= Short problem =
Could you write out every record below exactly, leaving out any pictures?
+-------+
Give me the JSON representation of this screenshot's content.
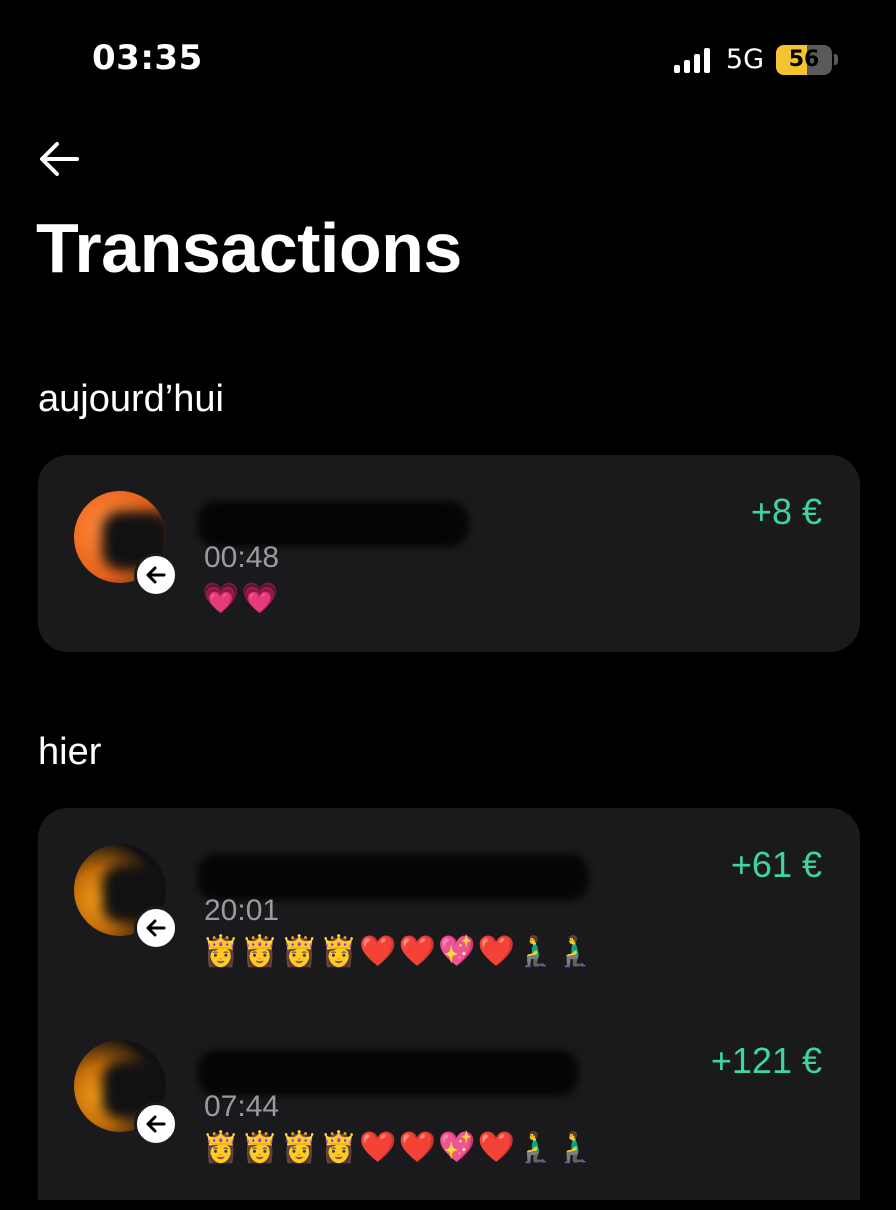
{
  "status_bar": {
    "time": "03:35",
    "network": "5G",
    "battery_level": "56",
    "battery_percent": 56,
    "battery_color": "#f4c430"
  },
  "header": {
    "back_icon": "arrow-left-icon",
    "title": "Transactions"
  },
  "sections": [
    {
      "heading": "aujourd’hui",
      "transactions": [
        {
          "time": "00:48",
          "note": "💗💗",
          "amount": "+8 €",
          "direction_icon": "arrow-left-icon"
        }
      ]
    },
    {
      "heading": "hier",
      "transactions": [
        {
          "time": "20:01",
          "note": "👸👸👸👸❤️❤️💖❤️🧎‍♂️🧎‍♂️",
          "amount": "+61 €",
          "direction_icon": "arrow-left-icon"
        },
        {
          "time": "07:44",
          "note": "👸👸👸👸❤️❤️💖❤️🧎‍♂️🧎‍♂️",
          "amount": "+121 €",
          "direction_icon": "arrow-left-icon"
        }
      ]
    }
  ],
  "colors": {
    "background": "#000000",
    "card": "#1a1a1c",
    "amount_positive": "#3dd6a0",
    "secondary_text": "#9a9aa0"
  }
}
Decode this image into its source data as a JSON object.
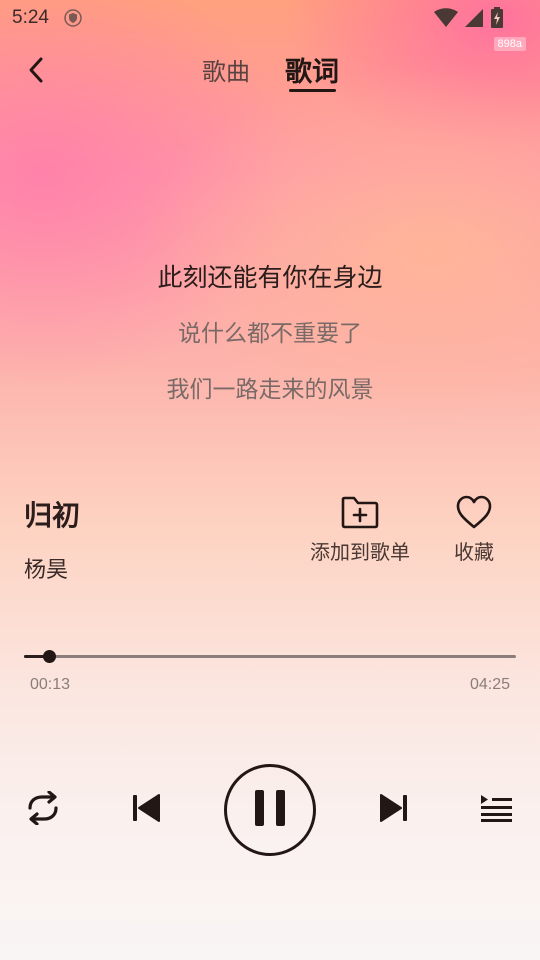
+-------+
= Final result =
Give me the JSON representation of this screenshot's content.
{
  "status_bar": {
    "time": "03:35",
    "network": "5G",
    "battery_level": "56",
    "battery_percent": 56,
    "battery_color": "#f4c430"
  },
  "header": {
    "back_icon": "arrow-left-icon",
    "title": "Transactions"
  },
  "sections": [
    {
      "heading": "aujourd’hui",
      "transactions": [
        {
          "time": "00:48",
          "note": "💗💗",
          "amount": "+8 €",
          "direction_icon": "arrow-left-icon"
        }
      ]
    },
    {
      "heading": "hier",
      "transactions": [
        {
          "time": "20:01",
          "note": "👸👸👸👸❤️❤️💖❤️🧎‍♂️🧎‍♂️",
          "amount": "+61 €",
          "direction_icon": "arrow-left-icon"
        },
        {
          "time": "07:44",
          "note": "👸👸👸👸❤️❤️💖❤️🧎‍♂️🧎‍♂️",
          "amount": "+121 €",
          "direction_icon": "arrow-left-icon"
        }
      ]
    }
  ],
  "colors": {
    "background": "#000000",
    "card": "#1a1a1c",
    "amount_positive": "#3dd6a0",
    "secondary_text": "#9a9aa0"
  }
}
Decode this image into its source data as a JSON object.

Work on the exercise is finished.